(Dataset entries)
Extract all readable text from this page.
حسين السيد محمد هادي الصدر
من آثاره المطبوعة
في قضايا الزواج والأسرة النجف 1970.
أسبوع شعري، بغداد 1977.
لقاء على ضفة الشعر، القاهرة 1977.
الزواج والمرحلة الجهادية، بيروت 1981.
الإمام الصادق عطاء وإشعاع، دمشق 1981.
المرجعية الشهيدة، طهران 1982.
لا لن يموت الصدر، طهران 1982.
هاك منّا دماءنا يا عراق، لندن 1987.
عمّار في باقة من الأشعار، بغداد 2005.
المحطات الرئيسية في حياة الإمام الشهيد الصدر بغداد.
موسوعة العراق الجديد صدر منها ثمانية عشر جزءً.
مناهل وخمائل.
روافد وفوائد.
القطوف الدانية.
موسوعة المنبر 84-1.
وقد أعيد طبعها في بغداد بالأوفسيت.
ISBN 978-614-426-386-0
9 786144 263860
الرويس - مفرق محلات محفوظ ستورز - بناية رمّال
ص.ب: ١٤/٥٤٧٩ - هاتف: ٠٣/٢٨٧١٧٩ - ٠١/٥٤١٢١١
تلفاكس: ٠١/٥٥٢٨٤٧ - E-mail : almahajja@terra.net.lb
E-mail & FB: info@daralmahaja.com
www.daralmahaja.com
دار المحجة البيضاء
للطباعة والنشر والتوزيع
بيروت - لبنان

_Task to complete_
The entries above must be returned in full, exactly as shown.

_Answer to the task_
Extract all readable text from this page.
حسين السيد محمد هادي الصدر
من آثاره المطبوعة
في قضايا الزواج والأسرة النجف 1970.
أسبوع شعري، بغداد 1977.
لقاء على ضفة الشعر، القاهرة 1977.
الزواج والمرحلة الجهادية، بيروت 1981.
الإمام الصادق عطاء وإشعاع، دمشق 1981.
المرجعية الشهيدة، طهران 1982.
لا لن يموت الصدر، طهران 1982.
هاك منّا دماءنا يا عراق، لندن 1987.
عمّار في باقة من الأشعار، بغداد 2005.
المحطات الرئيسية في حياة الإمام الشهيد الصدر بغداد.
موسوعة العراق الجديد صدر منها ثمانية عشر جزءً.
مناهل وخمائل.
روافد وفوائد.
القطوف الدانية.
موسوعة المنبر 84-1.
وقد أعيد طبعها في بغداد بالأوفسيت.
ISBN 978-614-426-386-0
9 786144 263860
الرويس - مفرق محلات محفوظ ستورز - بناية رمّال
ص.ب: ١٤/٥٤٧٩ - هاتف: ٠٣/٢٨٧١٧٩ - ٠١/٥٤١٢١١
تلفاكس: ٠١/٥٥٢٨٤٧ - E-mail : almahajja@terra.net.lb
E-mail & FB: info@daralmahaja.com
www.daralmahaja.com
دار المحجة البيضاء
للطباعة والنشر والتوزيع
بيروت - لبنان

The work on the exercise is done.